- [Written task]: Quote the entries that follow exactly, leaving none out.

■ ■ ■ ■ ■ ■ ■

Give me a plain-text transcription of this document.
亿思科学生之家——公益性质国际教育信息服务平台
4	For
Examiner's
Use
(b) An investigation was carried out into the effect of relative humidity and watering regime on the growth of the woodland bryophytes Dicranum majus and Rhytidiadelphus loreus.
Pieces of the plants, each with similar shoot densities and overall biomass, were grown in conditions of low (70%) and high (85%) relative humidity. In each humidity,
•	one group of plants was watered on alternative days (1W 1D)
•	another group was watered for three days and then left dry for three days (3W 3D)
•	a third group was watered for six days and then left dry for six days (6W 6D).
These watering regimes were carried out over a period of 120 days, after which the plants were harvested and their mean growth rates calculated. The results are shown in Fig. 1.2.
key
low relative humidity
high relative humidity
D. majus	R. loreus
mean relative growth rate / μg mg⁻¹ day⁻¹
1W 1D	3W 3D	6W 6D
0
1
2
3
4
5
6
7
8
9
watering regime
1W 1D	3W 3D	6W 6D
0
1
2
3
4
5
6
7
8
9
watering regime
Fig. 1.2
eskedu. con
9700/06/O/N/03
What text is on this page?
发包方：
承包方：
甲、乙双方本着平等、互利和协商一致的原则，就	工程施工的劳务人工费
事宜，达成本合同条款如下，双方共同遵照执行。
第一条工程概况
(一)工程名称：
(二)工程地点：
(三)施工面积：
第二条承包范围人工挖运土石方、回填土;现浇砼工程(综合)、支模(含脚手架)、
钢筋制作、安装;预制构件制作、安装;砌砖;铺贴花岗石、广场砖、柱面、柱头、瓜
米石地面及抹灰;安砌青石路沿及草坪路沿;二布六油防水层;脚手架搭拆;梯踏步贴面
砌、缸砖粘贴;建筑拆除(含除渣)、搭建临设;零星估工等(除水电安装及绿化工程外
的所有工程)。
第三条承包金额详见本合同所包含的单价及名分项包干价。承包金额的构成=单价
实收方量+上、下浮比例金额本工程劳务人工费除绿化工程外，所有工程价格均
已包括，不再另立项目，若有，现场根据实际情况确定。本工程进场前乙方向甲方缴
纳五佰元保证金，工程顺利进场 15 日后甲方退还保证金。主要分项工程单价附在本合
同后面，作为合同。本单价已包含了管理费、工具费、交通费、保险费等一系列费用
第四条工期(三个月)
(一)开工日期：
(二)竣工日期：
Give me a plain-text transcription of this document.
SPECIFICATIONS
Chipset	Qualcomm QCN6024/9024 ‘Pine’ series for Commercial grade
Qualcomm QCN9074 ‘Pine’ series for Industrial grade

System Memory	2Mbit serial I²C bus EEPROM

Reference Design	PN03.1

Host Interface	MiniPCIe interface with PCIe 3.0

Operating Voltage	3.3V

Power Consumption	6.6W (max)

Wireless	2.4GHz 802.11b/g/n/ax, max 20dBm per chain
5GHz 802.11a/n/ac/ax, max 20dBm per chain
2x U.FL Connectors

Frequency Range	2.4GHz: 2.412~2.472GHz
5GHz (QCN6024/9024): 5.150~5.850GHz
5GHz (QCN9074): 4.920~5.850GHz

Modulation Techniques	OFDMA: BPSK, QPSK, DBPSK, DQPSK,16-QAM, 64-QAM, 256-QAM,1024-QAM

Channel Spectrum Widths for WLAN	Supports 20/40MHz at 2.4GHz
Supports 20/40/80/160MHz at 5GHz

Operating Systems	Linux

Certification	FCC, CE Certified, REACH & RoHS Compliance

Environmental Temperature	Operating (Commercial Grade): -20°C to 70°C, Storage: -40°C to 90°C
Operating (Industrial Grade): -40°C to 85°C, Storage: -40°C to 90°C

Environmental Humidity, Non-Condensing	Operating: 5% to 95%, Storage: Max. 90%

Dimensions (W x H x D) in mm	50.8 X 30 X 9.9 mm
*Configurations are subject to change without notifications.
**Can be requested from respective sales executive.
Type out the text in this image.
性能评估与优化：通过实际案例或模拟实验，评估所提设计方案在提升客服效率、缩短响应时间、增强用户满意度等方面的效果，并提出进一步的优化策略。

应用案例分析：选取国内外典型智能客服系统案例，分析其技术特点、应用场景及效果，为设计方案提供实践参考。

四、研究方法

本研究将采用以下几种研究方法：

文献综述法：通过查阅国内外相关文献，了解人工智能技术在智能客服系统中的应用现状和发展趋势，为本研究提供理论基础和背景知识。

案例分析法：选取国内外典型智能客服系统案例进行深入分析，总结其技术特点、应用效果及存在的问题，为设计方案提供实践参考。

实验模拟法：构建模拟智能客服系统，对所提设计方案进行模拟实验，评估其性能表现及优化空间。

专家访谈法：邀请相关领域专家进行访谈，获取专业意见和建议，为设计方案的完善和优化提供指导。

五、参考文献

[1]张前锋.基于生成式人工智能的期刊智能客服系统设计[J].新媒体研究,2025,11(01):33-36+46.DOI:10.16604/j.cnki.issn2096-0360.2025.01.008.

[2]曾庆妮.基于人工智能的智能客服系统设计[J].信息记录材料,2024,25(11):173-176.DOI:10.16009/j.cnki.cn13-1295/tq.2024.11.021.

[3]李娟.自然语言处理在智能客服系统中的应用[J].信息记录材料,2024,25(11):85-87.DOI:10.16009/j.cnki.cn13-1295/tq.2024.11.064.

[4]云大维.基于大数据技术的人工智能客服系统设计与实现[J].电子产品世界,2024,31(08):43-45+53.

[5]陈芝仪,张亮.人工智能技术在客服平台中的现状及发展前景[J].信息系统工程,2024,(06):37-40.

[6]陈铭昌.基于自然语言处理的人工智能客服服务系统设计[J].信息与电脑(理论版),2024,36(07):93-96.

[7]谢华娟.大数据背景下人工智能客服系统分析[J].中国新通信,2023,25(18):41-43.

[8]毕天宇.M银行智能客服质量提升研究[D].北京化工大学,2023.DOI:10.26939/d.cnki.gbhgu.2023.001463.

■ ■ ■ ■ ■ ■ ■

- [Output below]:
Give me a plain-text transcription of this document.
亿思科学生之家——公益性质国际教育信息服务平台
4	For
Examiner's
Use
(b) An investigation was carried out into the effect of relative humidity and watering regime on the growth of the woodland bryophytes Dicranum majus and Rhytidiadelphus loreus.
Pieces of the plants, each with similar shoot densities and overall biomass, were grown in conditions of low (70%) and high (85%) relative humidity. In each humidity,
•	one group of plants was watered on alternative days (1W 1D)
•	another group was watered for three days and then left dry for three days (3W 3D)
•	a third group was watered for six days and then left dry for six days (6W 6D).
These watering regimes were carried out over a period of 120 days, after which the plants were harvested and their mean growth rates calculated. The results are shown in Fig. 1.2.
key
low relative humidity
high relative humidity
D. majus	R. loreus
mean relative growth rate / μg mg⁻¹ day⁻¹
1W 1D	3W 3D	6W 6D
0
1
2
3
4
5
6
7
8
9
watering regime
1W 1D	3W 3D	6W 6D
0
1
2
3
4
5
6
7
8
9
watering regime
Fig. 1.2
eskedu. con
9700/06/O/N/03
What text is on this page?
发包方：
承包方：
甲、乙双方本着平等、互利和协商一致的原则，就	工程施工的劳务人工费
事宜，达成本合同条款如下，双方共同遵照执行。
第一条工程概况
(一)工程名称：
(二)工程地点：
(三)施工面积：
第二条承包范围人工挖运土石方、回填土;现浇砼工程(综合)、支模(含脚手架)、
钢筋制作、安装;预制构件制作、安装;砌砖;铺贴花岗石、广场砖、柱面、柱头、瓜
米石地面及抹灰;安砌青石路沿及草坪路沿;二布六油防水层;脚手架搭拆;梯踏步贴面
砌、缸砖粘贴;建筑拆除(含除渣)、搭建临设;零星估工等(除水电安装及绿化工程外
的所有工程)。
第三条承包金额详见本合同所包含的单价及名分项包干价。承包金额的构成=单价
实收方量+上、下浮比例金额本工程劳务人工费除绿化工程外，所有工程价格均
已包括，不再另立项目，若有，现场根据实际情况确定。本工程进场前乙方向甲方缴
纳五佰元保证金，工程顺利进场 15 日后甲方退还保证金。主要分项工程单价附在本合
同后面，作为合同。本单价已包含了管理费、工具费、交通费、保险费等一系列费用
第四条工期(三个月)
(一)开工日期：
(二)竣工日期：
Give me a plain-text transcription of this document.
SPECIFICATIONS
Chipset	Qualcomm QCN6024/9024 ‘Pine’ series for Commercial grade
Qualcomm QCN9074 ‘Pine’ series for Industrial grade

System Memory	2Mbit serial I²C bus EEPROM

Reference Design	PN03.1

Host Interface	MiniPCIe interface with PCIe 3.0

Operating Voltage	3.3V

Power Consumption	6.6W (max)

Wireless	2.4GHz 802.11b/g/n/ax, max 20dBm per chain
5GHz 802.11a/n/ac/ax, max 20dBm per chain
2x U.FL Connectors

Frequency Range	2.4GHz: 2.412~2.472GHz
5GHz (QCN6024/9024): 5.150~5.850GHz
5GHz (QCN9074): 4.920~5.850GHz

Modulation Techniques	OFDMA: BPSK, QPSK, DBPSK, DQPSK,16-QAM, 64-QAM, 256-QAM,1024-QAM

Channel Spectrum Widths for WLAN	Supports 20/40MHz at 2.4GHz
Supports 20/40/80/160MHz at 5GHz

Operating Systems	Linux

Certification	FCC, CE Certified, REACH & RoHS Compliance

Environmental Temperature	Operating (Commercial Grade): -20°C to 70°C, Storage: -40°C to 90°C
Operating (Industrial Grade): -40°C to 85°C, Storage: -40°C to 90°C

Environmental Humidity, Non-Condensing	Operating: 5% to 95%, Storage: Max. 90%

Dimensions (W x H x D) in mm	50.8 X 30 X 9.9 mm
*Configurations are subject to change without notifications.
**Can be requested from respective sales executive.
Type out the text in this image.
性能评估与优化：通过实际案例或模拟实验，评估所提设计方案在提升客服效率、缩短响应时间、增强用户满意度等方面的效果，并提出进一步的优化策略。

应用案例分析：选取国内外典型智能客服系统案例，分析其技术特点、应用场景及效果，为设计方案提供实践参考。

四、研究方法

本研究将采用以下几种研究方法：

文献综述法：通过查阅国内外相关文献，了解人工智能技术在智能客服系统中的应用现状和发展趋势，为本研究提供理论基础和背景知识。

案例分析法：选取国内外典型智能客服系统案例进行深入分析，总结其技术特点、应用效果及存在的问题，为设计方案提供实践参考。

实验模拟法：构建模拟智能客服系统，对所提设计方案进行模拟实验，评估其性能表现及优化空间。

专家访谈法：邀请相关领域专家进行访谈，获取专业意见和建议，为设计方案的完善和优化提供指导。

五、参考文献

[1]张前锋.基于生成式人工智能的期刊智能客服系统设计[J].新媒体研究,2025,11(01):33-36+46.DOI:10.16604/j.cnki.issn2096-0360.2025.01.008.

[2]曾庆妮.基于人工智能的智能客服系统设计[J].信息记录材料,2024,25(11):173-176.DOI:10.16009/j.cnki.cn13-1295/tq.2024.11.021.

[3]李娟.自然语言处理在智能客服系统中的应用[J].信息记录材料,2024,25(11):85-87.DOI:10.16009/j.cnki.cn13-1295/tq.2024.11.064.

[4]云大维.基于大数据技术的人工智能客服系统设计与实现[J].电子产品世界,2024,31(08):43-45+53.

[5]陈芝仪,张亮.人工智能技术在客服平台中的现状及发展前景[J].信息系统工程,2024,(06):37-40.

[6]陈铭昌.基于自然语言处理的人工智能客服服务系统设计[J].信息与电脑(理论版),2024,36(07):93-96.

[7]谢华娟.大数据背景下人工智能客服系统分析[J].中国新通信,2023,25(18):41-43.

[8]毕天宇.M银行智能客服质量提升研究[D].北京化工大学,2023.DOI:10.26939/d.cnki.gbhgu.2023.001463.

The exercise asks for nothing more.